Stored records:
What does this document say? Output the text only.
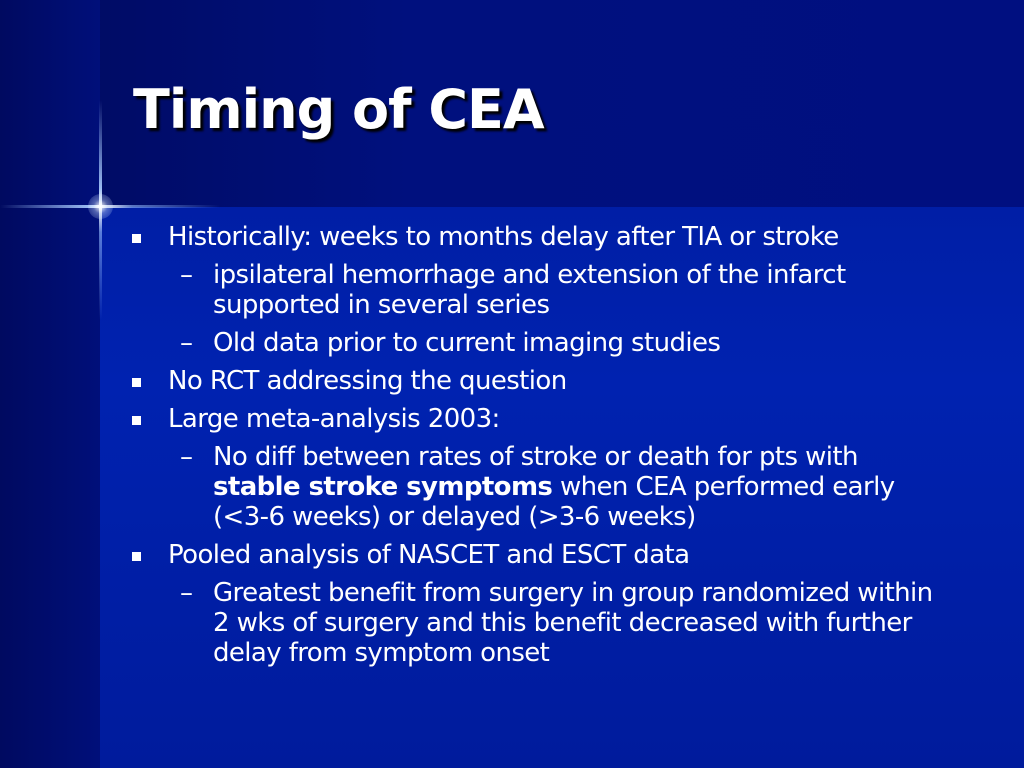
Timing of CEA
Historically: weeks to months delay after TIA or stroke
– ipsilateral hemorrhage and extension of the infarct supported in several series
– Old data prior to current imaging studies
No RCT addressing the question
Large meta-analysis 2003:
– No diff between rates of stroke or death for pts with stable stroke symptoms when CEA performed early (<3-6 weeks) or delayed (>3-6 weeks)
Pooled analysis of NASCET and ESCT data
– Greatest benefit from surgery in group randomized within 2 wks of surgery and this benefit decreased with further delay from symptom onset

- [Required task]:
Search the data above for the string "this" and copy each line that has it.

- [Answer]:
What does this document say? Output the text only.
– Greatest benefit from surgery in group randomized within 2 wks of surgery and this benefit decreased with further delay from symptom onset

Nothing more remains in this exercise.